**Exercise aim**
Return every entry exactly.

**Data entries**
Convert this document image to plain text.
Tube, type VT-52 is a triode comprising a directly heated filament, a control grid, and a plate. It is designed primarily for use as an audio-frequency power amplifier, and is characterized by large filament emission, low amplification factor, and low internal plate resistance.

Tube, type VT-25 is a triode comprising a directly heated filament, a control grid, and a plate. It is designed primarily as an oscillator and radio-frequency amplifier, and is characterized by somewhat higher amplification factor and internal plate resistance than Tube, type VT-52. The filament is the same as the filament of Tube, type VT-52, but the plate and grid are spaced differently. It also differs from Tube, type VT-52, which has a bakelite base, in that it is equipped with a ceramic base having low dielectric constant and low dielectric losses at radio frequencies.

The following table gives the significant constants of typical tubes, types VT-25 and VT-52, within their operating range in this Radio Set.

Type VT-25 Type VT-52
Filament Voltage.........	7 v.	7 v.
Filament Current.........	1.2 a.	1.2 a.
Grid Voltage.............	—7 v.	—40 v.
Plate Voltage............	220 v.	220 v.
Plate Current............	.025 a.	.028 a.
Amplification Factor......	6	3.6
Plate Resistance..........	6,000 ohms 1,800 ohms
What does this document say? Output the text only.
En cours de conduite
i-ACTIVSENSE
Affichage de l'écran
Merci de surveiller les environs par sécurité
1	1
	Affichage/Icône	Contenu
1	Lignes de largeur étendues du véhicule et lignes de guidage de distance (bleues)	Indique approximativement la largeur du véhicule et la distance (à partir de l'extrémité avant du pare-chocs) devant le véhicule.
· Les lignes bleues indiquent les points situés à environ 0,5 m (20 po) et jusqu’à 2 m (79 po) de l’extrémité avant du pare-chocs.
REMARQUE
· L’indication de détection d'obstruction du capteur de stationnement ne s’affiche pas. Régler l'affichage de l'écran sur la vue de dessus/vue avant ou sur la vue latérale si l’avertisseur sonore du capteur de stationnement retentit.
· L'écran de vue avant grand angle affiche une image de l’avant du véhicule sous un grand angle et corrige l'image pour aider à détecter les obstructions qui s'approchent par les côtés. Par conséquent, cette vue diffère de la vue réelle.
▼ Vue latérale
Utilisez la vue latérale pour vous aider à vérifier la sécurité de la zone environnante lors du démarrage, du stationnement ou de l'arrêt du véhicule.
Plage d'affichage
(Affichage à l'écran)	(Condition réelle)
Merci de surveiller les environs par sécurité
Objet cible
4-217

**Full output**
Convert this document image to plain text.
Tube, type VT-52 is a triode comprising a directly heated filament, a control grid, and a plate. It is designed primarily for use as an audio-frequency power amplifier, and is characterized by large filament emission, low amplification factor, and low internal plate resistance.

Tube, type VT-25 is a triode comprising a directly heated filament, a control grid, and a plate. It is designed primarily as an oscillator and radio-frequency amplifier, and is characterized by somewhat higher amplification factor and internal plate resistance than Tube, type VT-52. The filament is the same as the filament of Tube, type VT-52, but the plate and grid are spaced differently. It also differs from Tube, type VT-52, which has a bakelite base, in that it is equipped with a ceramic base having low dielectric constant and low dielectric losses at radio frequencies.

The following table gives the significant constants of typical tubes, types VT-25 and VT-52, within their operating range in this Radio Set.

Type VT-25 Type VT-52
Filament Voltage.........	7 v.	7 v.
Filament Current.........	1.2 a.	1.2 a.
Grid Voltage.............	—7 v.	—40 v.
Plate Voltage............	220 v.	220 v.
Plate Current............	.025 a.	.028 a.
Amplification Factor......	6	3.6
Plate Resistance..........	6,000 ohms 1,800 ohms
What does this document say? Output the text only.
En cours de conduite
i-ACTIVSENSE
Affichage de l'écran
Merci de surveiller les environs par sécurité
1	1
	Affichage/Icône	Contenu
1	Lignes de largeur étendues du véhicule et lignes de guidage de distance (bleues)	Indique approximativement la largeur du véhicule et la distance (à partir de l'extrémité avant du pare-chocs) devant le véhicule.
· Les lignes bleues indiquent les points situés à environ 0,5 m (20 po) et jusqu’à 2 m (79 po) de l’extrémité avant du pare-chocs.
REMARQUE
· L’indication de détection d'obstruction du capteur de stationnement ne s’affiche pas. Régler l'affichage de l'écran sur la vue de dessus/vue avant ou sur la vue latérale si l’avertisseur sonore du capteur de stationnement retentit.
· L'écran de vue avant grand angle affiche une image de l’avant du véhicule sous un grand angle et corrige l'image pour aider à détecter les obstructions qui s'approchent par les côtés. Par conséquent, cette vue diffère de la vue réelle.
▼ Vue latérale
Utilisez la vue latérale pour vous aider à vérifier la sécurité de la zone environnante lors du démarrage, du stationnement ou de l'arrêt du véhicule.
Plage d'affichage
(Affichage à l'écran)	(Condition réelle)
Merci de surveiller les environs par sécurité
Objet cible
4-217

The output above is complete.